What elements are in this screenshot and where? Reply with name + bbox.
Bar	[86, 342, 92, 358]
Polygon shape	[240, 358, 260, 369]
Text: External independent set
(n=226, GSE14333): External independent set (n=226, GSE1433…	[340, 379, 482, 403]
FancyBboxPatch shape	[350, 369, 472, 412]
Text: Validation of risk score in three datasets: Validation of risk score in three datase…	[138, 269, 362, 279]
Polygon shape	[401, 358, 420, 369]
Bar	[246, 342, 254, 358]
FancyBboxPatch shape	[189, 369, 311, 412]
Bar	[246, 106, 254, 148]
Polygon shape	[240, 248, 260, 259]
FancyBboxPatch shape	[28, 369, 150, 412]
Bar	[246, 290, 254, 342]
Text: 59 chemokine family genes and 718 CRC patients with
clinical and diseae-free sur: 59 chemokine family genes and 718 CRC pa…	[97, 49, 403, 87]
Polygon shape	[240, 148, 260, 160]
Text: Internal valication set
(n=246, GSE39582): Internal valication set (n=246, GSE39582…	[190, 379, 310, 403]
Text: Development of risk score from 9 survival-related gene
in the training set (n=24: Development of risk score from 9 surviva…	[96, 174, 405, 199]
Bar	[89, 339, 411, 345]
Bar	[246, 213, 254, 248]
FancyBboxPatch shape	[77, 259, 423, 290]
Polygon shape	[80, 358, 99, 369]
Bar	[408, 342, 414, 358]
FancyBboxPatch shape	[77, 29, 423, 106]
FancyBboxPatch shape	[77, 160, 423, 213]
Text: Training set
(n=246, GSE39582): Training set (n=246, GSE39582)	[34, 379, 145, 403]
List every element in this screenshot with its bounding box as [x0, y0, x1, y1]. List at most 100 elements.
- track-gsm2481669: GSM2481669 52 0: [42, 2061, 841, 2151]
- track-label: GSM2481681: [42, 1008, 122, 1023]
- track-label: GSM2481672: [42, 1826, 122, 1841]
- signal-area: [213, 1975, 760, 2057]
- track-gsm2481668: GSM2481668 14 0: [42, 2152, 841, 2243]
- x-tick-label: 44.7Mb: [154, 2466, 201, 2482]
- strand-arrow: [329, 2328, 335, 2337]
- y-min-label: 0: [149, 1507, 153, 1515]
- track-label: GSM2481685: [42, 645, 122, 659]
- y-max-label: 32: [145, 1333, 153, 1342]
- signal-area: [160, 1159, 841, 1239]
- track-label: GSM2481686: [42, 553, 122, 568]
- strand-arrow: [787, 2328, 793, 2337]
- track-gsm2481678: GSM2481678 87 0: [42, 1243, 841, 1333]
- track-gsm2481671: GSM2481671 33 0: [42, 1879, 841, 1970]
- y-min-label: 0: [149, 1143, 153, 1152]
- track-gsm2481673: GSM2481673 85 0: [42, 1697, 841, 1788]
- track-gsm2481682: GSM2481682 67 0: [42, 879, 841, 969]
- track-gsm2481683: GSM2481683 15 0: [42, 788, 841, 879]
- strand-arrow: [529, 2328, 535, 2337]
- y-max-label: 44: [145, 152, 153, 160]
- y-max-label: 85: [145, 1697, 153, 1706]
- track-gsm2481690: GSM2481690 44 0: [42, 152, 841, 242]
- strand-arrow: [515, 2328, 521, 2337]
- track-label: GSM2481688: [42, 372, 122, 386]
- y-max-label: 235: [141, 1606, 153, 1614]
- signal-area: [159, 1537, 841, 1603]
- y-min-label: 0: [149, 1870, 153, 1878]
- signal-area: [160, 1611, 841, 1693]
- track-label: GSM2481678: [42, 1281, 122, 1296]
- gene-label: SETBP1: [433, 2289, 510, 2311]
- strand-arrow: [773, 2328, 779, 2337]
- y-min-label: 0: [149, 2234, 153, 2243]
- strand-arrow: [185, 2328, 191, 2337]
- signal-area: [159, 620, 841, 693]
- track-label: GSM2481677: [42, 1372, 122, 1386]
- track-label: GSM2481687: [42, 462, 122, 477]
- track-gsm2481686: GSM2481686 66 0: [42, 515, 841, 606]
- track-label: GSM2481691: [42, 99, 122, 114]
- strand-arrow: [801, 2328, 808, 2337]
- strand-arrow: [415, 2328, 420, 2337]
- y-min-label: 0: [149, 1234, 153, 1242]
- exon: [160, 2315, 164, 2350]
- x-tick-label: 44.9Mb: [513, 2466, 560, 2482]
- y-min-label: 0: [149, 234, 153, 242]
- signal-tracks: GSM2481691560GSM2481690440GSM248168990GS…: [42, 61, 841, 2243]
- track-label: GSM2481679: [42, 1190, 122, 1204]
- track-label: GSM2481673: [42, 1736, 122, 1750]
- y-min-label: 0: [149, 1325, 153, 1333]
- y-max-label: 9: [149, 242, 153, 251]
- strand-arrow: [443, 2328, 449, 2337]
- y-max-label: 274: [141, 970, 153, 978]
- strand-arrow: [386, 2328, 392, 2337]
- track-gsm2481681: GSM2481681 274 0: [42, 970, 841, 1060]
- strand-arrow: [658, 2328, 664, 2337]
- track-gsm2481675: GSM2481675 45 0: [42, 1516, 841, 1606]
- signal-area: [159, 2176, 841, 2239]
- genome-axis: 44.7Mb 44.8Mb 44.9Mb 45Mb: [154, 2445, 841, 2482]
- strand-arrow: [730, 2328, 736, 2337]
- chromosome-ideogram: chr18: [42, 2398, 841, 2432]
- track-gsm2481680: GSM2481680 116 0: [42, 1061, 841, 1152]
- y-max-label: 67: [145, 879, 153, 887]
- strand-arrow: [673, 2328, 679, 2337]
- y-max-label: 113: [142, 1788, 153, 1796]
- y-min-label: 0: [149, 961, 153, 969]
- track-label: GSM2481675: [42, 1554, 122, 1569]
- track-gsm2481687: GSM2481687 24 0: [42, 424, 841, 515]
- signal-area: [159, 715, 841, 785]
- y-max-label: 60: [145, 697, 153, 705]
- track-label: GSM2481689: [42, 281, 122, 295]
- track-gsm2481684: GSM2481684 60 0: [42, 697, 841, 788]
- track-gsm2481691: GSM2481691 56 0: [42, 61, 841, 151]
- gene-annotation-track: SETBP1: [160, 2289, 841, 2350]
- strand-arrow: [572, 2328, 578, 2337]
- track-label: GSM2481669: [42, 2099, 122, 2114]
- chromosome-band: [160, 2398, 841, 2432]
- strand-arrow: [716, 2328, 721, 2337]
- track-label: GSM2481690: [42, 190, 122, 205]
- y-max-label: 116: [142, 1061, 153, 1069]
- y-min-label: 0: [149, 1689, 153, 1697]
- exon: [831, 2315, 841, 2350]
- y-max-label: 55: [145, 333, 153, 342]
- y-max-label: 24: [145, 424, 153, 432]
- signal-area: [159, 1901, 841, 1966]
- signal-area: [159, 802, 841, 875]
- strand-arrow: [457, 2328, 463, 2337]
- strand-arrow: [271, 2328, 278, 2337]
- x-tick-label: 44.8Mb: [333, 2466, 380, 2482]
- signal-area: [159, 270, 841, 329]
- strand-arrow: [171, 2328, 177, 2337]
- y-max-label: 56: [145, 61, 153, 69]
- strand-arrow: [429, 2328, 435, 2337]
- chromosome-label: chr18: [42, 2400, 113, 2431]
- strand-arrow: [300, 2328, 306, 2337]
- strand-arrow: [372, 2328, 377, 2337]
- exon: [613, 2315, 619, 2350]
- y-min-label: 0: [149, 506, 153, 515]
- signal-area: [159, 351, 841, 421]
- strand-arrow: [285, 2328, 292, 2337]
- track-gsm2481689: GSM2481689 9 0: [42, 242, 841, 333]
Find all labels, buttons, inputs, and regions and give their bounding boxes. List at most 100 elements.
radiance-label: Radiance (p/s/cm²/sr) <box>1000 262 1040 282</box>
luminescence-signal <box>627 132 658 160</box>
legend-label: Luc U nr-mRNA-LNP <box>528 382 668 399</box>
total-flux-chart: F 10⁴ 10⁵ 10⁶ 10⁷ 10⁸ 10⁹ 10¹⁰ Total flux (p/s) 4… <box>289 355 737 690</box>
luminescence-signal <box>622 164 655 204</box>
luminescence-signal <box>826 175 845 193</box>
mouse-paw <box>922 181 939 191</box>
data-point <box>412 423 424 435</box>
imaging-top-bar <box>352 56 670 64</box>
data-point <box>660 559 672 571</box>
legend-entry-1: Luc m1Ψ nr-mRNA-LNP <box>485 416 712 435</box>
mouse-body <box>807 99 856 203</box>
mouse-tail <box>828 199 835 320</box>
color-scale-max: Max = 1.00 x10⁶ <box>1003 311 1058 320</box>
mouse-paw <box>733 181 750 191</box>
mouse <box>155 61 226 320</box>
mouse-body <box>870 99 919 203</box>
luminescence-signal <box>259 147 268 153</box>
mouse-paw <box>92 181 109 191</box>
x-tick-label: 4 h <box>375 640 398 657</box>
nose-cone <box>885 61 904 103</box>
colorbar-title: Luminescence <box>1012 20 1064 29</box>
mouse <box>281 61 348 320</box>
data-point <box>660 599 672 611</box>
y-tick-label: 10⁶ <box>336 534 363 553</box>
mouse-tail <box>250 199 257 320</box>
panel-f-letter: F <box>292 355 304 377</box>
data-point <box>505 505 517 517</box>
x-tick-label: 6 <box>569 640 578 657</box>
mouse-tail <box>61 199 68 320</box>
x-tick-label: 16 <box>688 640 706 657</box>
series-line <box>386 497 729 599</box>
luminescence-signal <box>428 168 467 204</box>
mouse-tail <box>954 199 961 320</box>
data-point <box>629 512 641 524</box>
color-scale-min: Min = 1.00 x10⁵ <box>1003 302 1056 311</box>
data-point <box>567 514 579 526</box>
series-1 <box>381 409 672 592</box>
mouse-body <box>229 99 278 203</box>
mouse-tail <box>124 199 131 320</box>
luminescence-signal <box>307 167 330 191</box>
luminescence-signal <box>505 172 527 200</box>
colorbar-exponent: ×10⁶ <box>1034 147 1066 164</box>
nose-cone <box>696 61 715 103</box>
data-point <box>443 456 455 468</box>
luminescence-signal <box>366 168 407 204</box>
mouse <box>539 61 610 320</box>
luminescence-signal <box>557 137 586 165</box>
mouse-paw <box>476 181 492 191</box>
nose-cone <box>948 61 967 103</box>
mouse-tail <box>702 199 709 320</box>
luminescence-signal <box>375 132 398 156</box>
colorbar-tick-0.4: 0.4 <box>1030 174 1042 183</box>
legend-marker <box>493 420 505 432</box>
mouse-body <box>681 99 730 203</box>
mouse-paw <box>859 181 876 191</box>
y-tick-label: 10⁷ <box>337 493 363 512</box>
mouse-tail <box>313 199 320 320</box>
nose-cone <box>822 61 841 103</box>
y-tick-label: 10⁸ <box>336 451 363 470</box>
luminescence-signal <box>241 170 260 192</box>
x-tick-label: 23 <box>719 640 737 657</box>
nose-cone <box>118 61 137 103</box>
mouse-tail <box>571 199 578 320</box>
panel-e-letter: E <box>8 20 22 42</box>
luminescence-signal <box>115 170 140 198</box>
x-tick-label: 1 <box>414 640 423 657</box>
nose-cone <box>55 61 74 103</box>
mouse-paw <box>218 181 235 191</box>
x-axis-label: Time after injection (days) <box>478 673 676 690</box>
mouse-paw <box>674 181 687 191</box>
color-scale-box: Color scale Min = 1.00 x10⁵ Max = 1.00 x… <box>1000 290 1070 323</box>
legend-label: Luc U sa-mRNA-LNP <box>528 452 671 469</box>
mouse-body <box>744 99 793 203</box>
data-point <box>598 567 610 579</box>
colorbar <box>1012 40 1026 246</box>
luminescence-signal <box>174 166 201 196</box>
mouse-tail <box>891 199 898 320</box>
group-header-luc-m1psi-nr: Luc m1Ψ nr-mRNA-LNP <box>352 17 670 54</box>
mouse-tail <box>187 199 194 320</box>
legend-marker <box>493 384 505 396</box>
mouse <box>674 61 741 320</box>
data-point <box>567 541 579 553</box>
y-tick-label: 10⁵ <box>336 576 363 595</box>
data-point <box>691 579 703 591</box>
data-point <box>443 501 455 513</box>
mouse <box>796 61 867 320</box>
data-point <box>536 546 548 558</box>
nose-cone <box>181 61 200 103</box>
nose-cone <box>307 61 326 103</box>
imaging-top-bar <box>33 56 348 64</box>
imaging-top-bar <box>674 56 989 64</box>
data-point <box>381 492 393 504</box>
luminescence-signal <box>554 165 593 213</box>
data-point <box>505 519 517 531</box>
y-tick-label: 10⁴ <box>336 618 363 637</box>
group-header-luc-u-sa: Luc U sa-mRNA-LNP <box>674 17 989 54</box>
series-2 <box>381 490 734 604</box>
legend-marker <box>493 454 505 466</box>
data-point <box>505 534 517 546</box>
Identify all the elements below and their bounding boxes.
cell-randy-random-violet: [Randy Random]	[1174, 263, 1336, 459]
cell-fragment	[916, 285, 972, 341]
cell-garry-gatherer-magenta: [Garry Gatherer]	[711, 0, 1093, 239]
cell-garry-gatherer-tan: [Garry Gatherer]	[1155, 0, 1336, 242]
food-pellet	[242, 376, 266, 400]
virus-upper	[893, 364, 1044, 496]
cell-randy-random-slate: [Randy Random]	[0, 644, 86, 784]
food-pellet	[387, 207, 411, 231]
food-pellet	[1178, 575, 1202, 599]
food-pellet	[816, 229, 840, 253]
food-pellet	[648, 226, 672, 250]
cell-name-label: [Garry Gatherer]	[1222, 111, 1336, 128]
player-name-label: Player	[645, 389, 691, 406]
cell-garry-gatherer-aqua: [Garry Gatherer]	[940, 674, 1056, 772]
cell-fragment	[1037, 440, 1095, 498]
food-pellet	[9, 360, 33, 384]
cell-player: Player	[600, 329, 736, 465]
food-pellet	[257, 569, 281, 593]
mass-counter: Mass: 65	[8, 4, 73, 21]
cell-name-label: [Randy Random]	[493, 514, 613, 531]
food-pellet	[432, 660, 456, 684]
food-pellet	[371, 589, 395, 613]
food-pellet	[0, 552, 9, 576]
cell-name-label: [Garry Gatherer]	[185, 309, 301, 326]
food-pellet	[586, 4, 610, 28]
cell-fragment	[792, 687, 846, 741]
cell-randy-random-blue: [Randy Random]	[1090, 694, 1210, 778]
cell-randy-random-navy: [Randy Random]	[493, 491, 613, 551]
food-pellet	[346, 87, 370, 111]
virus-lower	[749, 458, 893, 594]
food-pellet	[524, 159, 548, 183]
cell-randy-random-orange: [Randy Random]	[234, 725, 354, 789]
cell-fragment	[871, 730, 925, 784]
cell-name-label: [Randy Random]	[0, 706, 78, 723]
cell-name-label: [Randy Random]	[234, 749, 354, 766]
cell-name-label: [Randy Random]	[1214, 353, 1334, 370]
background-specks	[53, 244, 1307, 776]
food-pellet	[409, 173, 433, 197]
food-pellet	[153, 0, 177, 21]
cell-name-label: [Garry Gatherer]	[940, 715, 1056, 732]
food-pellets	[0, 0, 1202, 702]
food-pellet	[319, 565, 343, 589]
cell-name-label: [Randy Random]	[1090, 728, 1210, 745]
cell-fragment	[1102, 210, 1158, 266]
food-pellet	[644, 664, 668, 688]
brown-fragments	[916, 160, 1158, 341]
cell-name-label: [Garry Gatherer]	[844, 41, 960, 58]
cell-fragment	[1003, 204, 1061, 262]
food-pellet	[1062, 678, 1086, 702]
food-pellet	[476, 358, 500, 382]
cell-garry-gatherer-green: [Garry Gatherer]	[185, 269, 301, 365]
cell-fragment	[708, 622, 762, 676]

- **Task brief**
Pull every line with the string "legend" out of the material.

- **Exercise result**
legend-label: Luc U nr-mRNA-LNP <box>528 382 668 399</box>
legend-entry-1: Luc m1Ψ nr-mRNA-LNP <box>485 416 712 435</box>
legend-marker <box>493 420 505 432</box>
legend-label: Luc U sa-mRNA-LNP <box>528 452 671 469</box>
legend-marker <box>493 384 505 396</box>
legend-marker <box>493 454 505 466</box>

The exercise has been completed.